Count the lines below that contain the word "Privacy". Give only the number.
....................
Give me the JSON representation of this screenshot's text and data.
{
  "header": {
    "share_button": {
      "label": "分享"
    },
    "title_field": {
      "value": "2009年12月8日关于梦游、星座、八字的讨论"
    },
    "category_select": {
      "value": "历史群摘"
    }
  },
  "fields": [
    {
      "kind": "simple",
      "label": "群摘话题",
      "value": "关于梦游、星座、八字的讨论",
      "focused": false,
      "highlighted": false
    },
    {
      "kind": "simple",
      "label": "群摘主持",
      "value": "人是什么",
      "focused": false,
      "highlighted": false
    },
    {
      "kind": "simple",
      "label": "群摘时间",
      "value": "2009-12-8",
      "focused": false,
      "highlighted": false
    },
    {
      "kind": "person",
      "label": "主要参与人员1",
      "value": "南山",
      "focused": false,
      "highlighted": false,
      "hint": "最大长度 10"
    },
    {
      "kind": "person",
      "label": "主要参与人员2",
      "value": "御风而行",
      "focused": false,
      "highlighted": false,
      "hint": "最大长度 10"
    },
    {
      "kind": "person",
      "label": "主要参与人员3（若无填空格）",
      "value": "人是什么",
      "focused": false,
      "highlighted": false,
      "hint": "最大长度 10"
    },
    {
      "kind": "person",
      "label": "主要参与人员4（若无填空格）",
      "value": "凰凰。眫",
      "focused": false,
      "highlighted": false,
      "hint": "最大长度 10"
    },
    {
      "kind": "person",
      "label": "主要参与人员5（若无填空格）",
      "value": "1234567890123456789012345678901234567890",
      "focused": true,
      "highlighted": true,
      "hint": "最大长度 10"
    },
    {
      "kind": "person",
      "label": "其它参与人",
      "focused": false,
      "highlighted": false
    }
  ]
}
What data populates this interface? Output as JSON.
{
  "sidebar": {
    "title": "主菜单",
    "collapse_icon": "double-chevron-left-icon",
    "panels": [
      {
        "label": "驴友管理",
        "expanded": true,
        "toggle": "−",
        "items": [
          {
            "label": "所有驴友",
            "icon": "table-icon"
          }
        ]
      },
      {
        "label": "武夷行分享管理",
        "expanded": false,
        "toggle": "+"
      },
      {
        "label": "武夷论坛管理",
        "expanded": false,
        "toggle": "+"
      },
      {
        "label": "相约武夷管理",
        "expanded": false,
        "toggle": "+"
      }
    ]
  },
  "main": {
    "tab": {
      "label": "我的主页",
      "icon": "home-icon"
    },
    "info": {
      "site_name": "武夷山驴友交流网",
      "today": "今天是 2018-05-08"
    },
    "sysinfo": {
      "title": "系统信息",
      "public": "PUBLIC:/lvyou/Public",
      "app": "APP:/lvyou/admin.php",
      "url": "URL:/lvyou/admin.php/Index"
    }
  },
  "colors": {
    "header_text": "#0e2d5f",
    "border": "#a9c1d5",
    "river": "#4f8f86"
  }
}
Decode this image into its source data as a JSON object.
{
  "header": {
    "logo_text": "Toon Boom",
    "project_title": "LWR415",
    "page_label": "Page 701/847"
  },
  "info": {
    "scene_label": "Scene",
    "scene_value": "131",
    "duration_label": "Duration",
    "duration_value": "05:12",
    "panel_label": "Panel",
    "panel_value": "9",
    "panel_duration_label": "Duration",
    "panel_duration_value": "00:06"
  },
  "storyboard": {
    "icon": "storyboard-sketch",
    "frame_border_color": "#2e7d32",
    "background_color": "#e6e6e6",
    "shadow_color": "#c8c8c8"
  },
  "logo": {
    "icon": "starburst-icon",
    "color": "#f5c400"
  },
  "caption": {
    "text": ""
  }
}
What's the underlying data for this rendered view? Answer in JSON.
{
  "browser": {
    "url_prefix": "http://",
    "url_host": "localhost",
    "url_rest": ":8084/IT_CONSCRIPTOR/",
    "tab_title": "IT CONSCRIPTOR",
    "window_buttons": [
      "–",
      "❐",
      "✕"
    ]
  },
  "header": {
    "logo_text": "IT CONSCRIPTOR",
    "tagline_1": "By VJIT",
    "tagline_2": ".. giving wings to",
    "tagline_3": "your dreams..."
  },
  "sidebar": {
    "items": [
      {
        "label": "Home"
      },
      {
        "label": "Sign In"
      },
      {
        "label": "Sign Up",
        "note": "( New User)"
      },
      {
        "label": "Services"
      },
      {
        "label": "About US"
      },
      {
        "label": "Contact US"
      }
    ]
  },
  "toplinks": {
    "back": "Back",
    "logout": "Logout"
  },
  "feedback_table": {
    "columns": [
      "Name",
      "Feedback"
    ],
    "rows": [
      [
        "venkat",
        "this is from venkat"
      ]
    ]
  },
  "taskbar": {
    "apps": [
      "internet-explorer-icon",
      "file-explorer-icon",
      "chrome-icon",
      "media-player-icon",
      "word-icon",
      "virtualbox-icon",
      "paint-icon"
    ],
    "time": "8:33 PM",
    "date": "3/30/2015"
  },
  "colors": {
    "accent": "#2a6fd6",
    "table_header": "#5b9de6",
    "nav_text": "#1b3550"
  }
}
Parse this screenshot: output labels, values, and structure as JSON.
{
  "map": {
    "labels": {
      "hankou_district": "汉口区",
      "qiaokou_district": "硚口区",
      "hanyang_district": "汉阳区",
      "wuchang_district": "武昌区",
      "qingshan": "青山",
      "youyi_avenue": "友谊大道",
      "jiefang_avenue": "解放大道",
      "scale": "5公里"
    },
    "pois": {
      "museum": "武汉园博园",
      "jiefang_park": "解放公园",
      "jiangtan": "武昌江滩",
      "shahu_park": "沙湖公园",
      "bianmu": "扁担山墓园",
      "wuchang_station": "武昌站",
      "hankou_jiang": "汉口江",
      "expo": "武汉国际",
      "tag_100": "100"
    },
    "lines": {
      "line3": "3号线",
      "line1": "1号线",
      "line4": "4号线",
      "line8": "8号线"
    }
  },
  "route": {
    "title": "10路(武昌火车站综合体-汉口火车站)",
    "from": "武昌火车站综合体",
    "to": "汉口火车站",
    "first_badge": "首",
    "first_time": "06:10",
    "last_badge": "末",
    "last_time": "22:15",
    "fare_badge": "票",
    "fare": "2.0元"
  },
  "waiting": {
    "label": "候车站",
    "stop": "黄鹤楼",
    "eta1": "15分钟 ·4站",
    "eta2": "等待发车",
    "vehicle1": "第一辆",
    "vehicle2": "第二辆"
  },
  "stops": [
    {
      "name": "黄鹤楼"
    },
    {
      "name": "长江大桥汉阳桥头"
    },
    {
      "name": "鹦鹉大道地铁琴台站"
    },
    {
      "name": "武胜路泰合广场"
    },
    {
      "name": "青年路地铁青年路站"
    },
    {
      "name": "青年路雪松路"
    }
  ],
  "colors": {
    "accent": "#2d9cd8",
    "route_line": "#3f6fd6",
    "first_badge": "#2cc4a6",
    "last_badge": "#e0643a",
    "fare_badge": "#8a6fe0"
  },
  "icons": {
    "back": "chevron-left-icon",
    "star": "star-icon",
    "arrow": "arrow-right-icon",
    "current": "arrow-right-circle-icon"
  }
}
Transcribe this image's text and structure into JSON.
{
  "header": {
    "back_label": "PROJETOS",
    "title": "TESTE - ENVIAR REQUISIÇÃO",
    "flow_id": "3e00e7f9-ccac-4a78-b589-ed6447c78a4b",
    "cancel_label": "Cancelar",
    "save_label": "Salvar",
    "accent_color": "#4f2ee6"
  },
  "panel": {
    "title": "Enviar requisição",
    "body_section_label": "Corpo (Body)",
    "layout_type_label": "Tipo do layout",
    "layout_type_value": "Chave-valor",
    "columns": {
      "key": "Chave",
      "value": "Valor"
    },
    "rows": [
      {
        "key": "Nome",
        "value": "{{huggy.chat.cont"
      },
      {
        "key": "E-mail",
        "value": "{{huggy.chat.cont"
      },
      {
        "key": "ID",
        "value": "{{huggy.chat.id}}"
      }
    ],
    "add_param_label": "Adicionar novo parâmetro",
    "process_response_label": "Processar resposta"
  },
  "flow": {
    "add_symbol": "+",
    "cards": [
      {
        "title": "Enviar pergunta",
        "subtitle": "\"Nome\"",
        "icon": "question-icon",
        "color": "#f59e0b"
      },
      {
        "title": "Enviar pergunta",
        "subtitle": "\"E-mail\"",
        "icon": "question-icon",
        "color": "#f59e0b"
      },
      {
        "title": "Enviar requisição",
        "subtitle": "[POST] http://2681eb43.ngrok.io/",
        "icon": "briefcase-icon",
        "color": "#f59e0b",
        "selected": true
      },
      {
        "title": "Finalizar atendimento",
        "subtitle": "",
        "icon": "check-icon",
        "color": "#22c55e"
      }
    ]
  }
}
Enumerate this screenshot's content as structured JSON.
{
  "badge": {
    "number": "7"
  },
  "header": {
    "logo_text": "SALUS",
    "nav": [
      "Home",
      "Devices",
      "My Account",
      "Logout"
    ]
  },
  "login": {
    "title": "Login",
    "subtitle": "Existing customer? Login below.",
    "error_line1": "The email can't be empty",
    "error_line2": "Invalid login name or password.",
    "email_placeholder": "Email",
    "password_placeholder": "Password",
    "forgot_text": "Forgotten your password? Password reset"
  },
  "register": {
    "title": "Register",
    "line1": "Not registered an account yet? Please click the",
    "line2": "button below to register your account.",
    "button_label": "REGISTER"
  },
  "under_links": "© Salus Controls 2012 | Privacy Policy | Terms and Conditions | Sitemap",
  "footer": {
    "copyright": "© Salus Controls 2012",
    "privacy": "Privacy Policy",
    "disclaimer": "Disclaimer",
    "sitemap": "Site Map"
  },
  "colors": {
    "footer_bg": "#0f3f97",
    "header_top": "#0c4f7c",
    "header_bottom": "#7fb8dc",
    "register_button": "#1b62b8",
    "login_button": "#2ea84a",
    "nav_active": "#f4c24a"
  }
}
....................
* [Response]
2